*What you will do*: According to the article on Covington's shotgun houses, when did Stephen Huss buy his home?

*Document segment*:
★ ★ ★ ★ ★
Covington, Kentucky's Shotgun Row
Preservation Magazine, Spring 2016

West Side Story: Covington's Shotgun Houses

A row of rehabbed shotgun houses in Covington, Kentucky, fosters a sense of community.

It’s a sunny Saturday morning on the west side of Covington, Kentucky, and the kids are feeding leftover Brussels sprouts to a flock of chickens at a community garden. Several neighbors stop by for cartons of eggs; others pick the last of the hot peppers from the half-acre space. Mothers push baby carriages along the sidewalk and pause to chat. Across the street, Stephen Huss stands outside his circa-1890s shotgun-style home and shakes his head in wonder. If you had told Huss just 10 years ago that there would be a chicken coop—a chicken coop!—and vegetable plots across the road, he wouldn’t have believed it.

“Oh, this was the worst neighborhood,” says Huss, a 69-year-old Covington native. A self-proclaimed “picker” who specializes in finding and re-selling antique lamps and lighting, Huss says he stuck it out because his house was cheap when he bought it in the early 1980s, and convenient to the interstate. He and his wife, Sue, raised their daughter here. “I kept to myself, but I used to have to come out and pick up rocks from the street because I didn’t want them thrown through my windows.”

Back then, Orchard Street was a haven for prostitutes and gang members. Ramshackle houses, standing where the chickens now roam, were home to a notorious clan of drug dealers, and the five other wood-frame shotgun homes adjacent to the Huss residence, all in various stages of decay, accommodated an ever-changing assortment of tenants, squatters, or no one at all. One house was so leaky, recalls Huss, that someone was living out of a tent inside.

What surprises Huss even more than the chickens is that those five homes next to his—now touted by Covington city planners, along with his own house, as Shotgun Row—have been completely rehabilitated, with gingerbread cornices restored; new cement-board siding painted a cheery white; and interiors modernized, some with hardwood floors, granite countertops, and dangling halogen lamps.
★ ★ ★ ★ ★
(Dataset records)
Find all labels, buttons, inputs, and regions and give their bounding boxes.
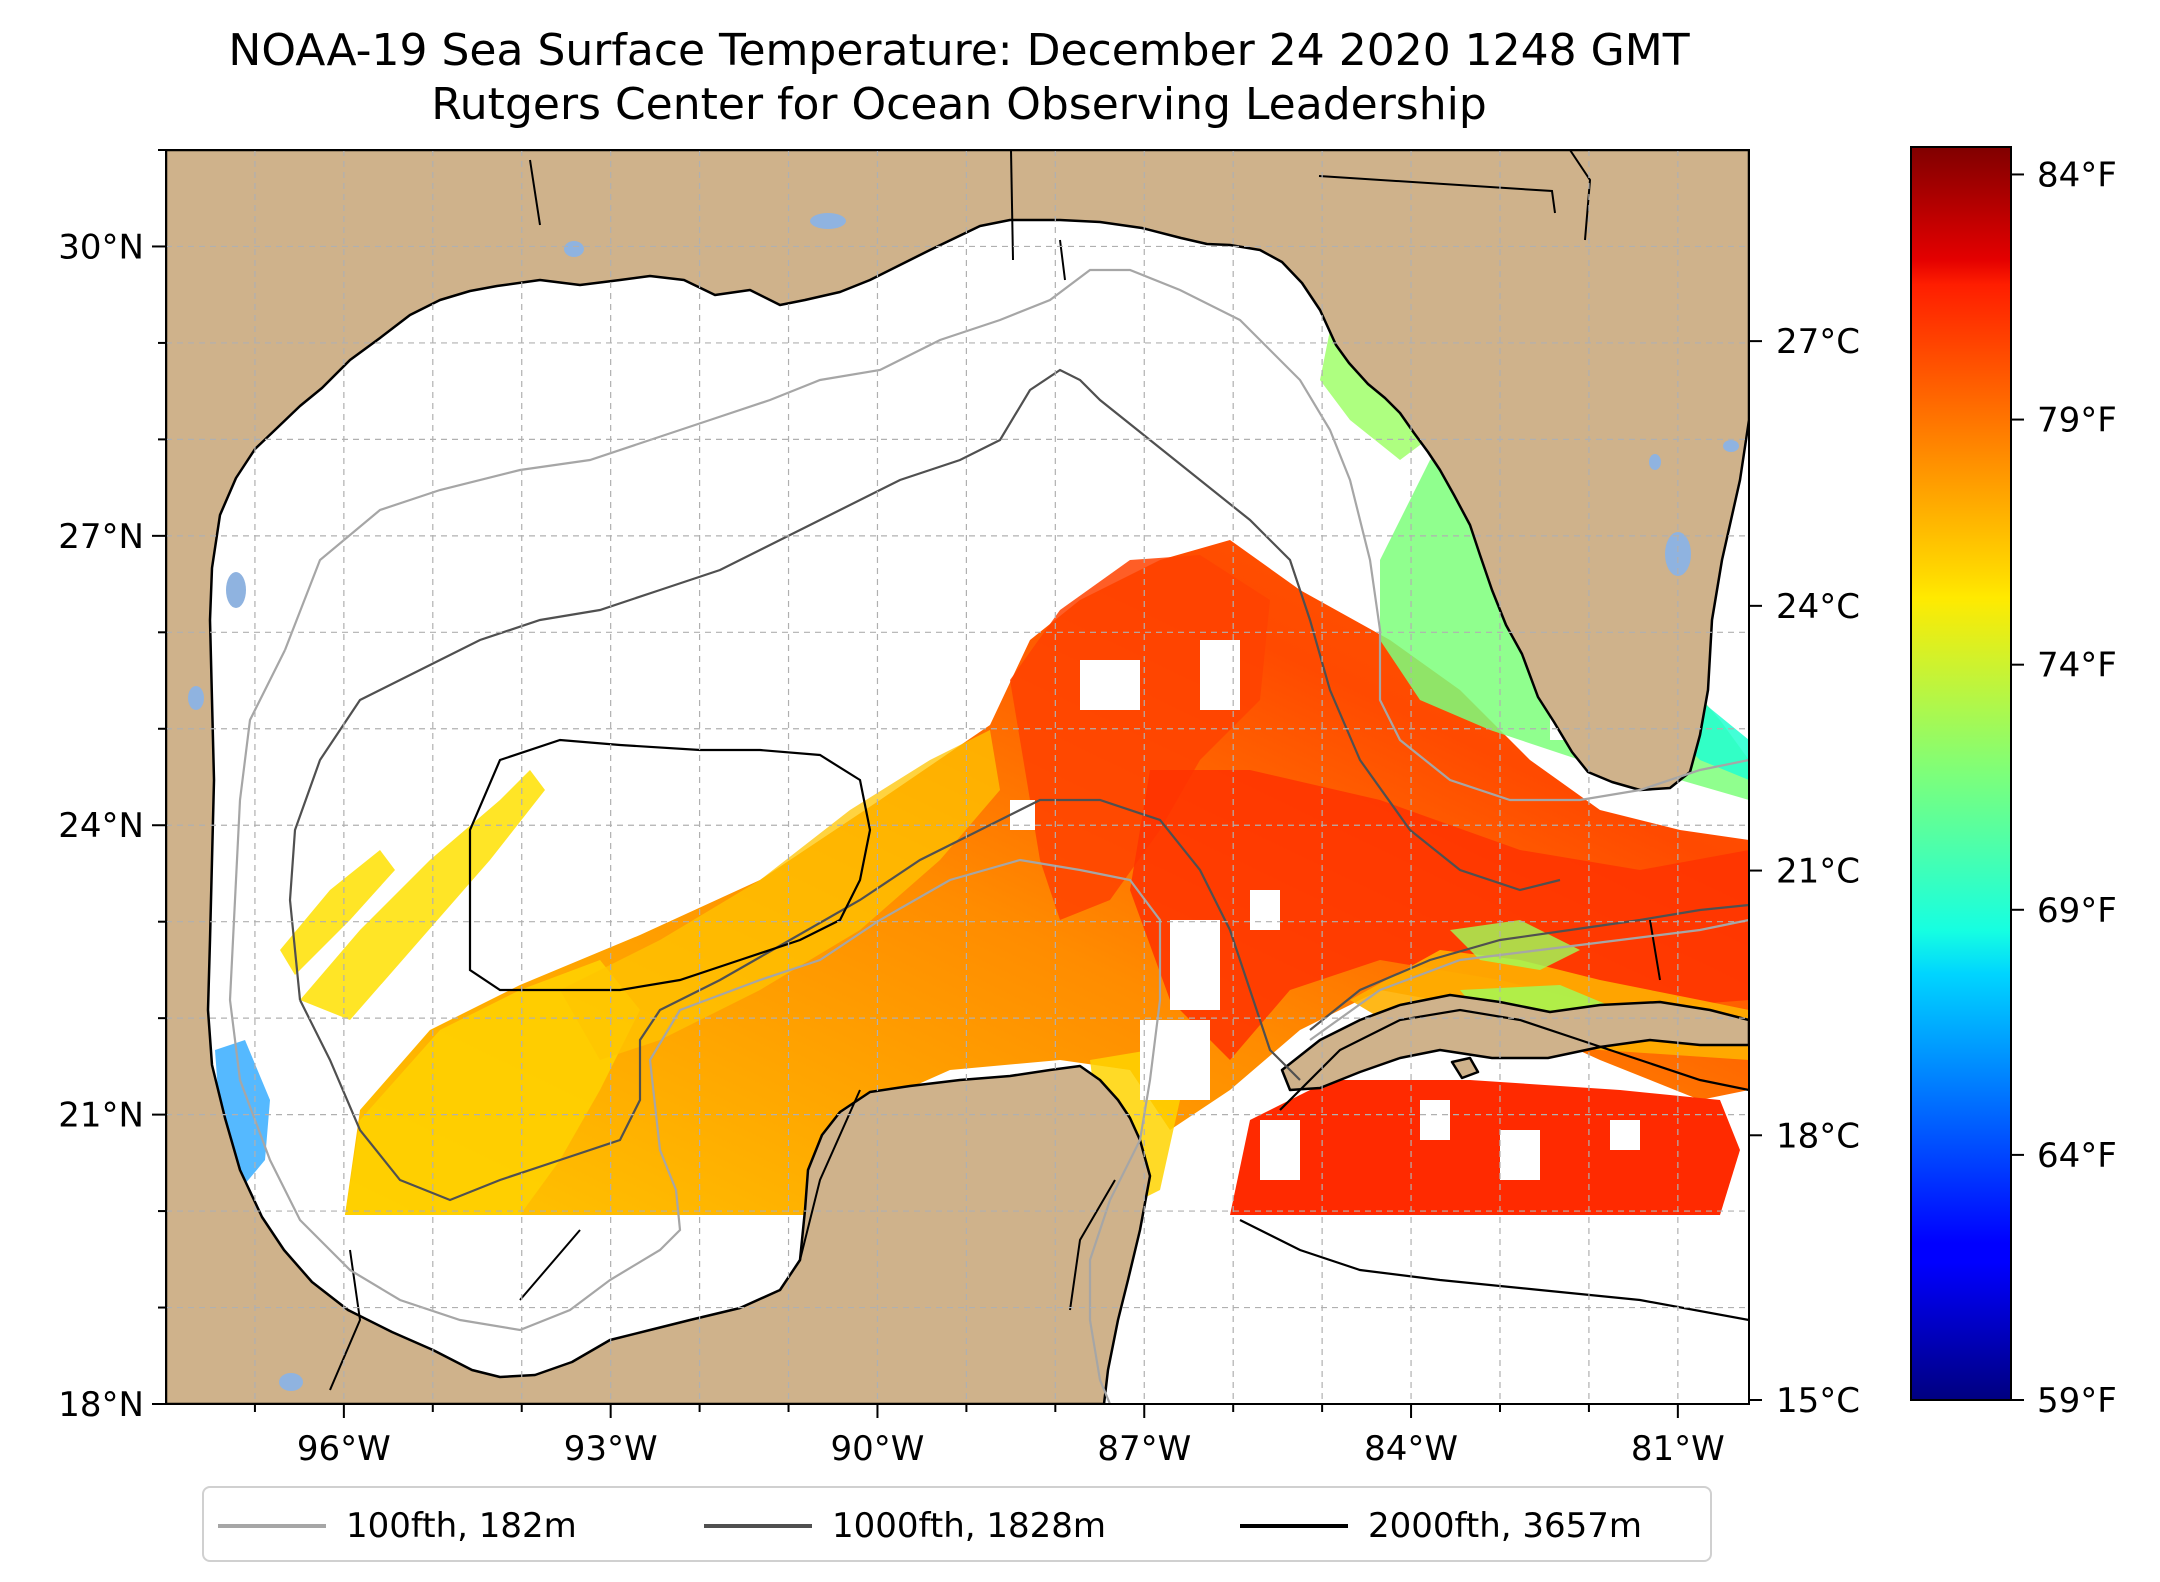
lon-axis: 96°W 93°W 90°W 87°W 84°W 81°W [253,1404,1725,1469]
land-isla-juventud [1450,1056,1480,1080]
sst-yellow-west [345,960,640,1215]
celsius-tick-label: 15°C [1776,1381,1860,1421]
sst-campeche-blue [215,1040,270,1190]
colorbar-gradient [1910,146,2012,1401]
legend-item-2000fth: 2000fth, 3657m [1240,1504,1642,1548]
celsius-tick-label: 24°C [1776,587,1860,627]
legend-label-100fth: 100fth, 182m [346,1506,577,1546]
land-north-america [166,150,1749,1404]
isobath-2000fth [468,738,1749,1322]
chart-subtitle: Rutgers Center for Ocean Observing Leade… [431,79,1487,130]
lat-tick-label: 30°N [58,227,144,267]
lon-tick-label: 84°W [1364,1429,1458,1469]
sst-yellow-bands-nw [280,770,545,1020]
legend-line-swatch [218,1524,326,1528]
fahrenheit-tick-label: 59°F [2037,1381,2117,1421]
sst-green-strip [1450,920,1620,1025]
legend-item-100fth: 100fth, 182m [218,1504,577,1548]
colorbar [1910,146,2012,1401]
lat-tick-label: 18°N [58,1385,144,1425]
lon-tick-label: 81°W [1631,1429,1725,1469]
isobath-1000fth [288,368,1749,1202]
legend: 100fth, 182m 1000fth, 1828m 2000fth, 365… [202,1486,1712,1562]
lon-tick-label: 87°W [1097,1429,1191,1469]
gridlines [166,150,1749,1404]
lat-axis: 30°N 27°N 24°N 21°N 18°N [58,149,166,1425]
map-panel [166,150,1749,1404]
fahrenheit-tick-label: 69°F [2037,891,2117,931]
borders [329,150,1661,1391]
celsius-tick-label: 27°C [1776,322,1860,362]
sst-red-south [1230,1080,1740,1215]
map-frame [165,149,1750,1405]
legend-item-1000fth: 1000fth, 1828m [704,1504,1106,1548]
fahrenheit-tick-label: 79°F [2037,401,2117,441]
isobath-100fth [228,268,1749,1404]
lon-tick-label: 96°W [297,1429,391,1469]
lon-tick-label: 93°W [564,1429,658,1469]
lat-tick-label: 21°N [58,1096,144,1136]
fahrenheit-tick-label: 74°F [2037,646,2117,686]
celsius-tick-label: 18°C [1776,1116,1860,1156]
lon-tick-label: 90°W [831,1429,925,1469]
cloud-gaps [1010,640,1640,1180]
lat-tick-label: 27°N [58,517,144,557]
legend-label-1000fth: 1000fth, 1828m [832,1506,1107,1546]
legend-label-2000fth: 2000fth, 3657m [1368,1506,1643,1546]
celsius-tick-label: 21°C [1776,852,1860,892]
legend-line-swatch [704,1524,812,1528]
sst-yellow-band [560,730,1000,1060]
inland-water [188,213,1739,1391]
colorbar-fahrenheit-axis: 84°F 79°F 74°F 69°F 64°F 59°F [2011,155,2117,1421]
colorbar-celsius-axis: 27°C 24°C 21°C 18°C 15°C [1749,322,1860,1421]
lat-tick-label: 24°N [58,806,144,846]
fahrenheit-tick-label: 84°F [2037,155,2117,195]
fahrenheit-tick-label: 64°F [2037,1136,2117,1176]
legend-line-swatch [1240,1524,1348,1528]
chart-title: NOAA-19 Sea Surface Temperature: Decembe… [228,25,1690,76]
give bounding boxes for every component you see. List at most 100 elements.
★ ★ ★ ★ ★
*Right answer*: In the early 1980s.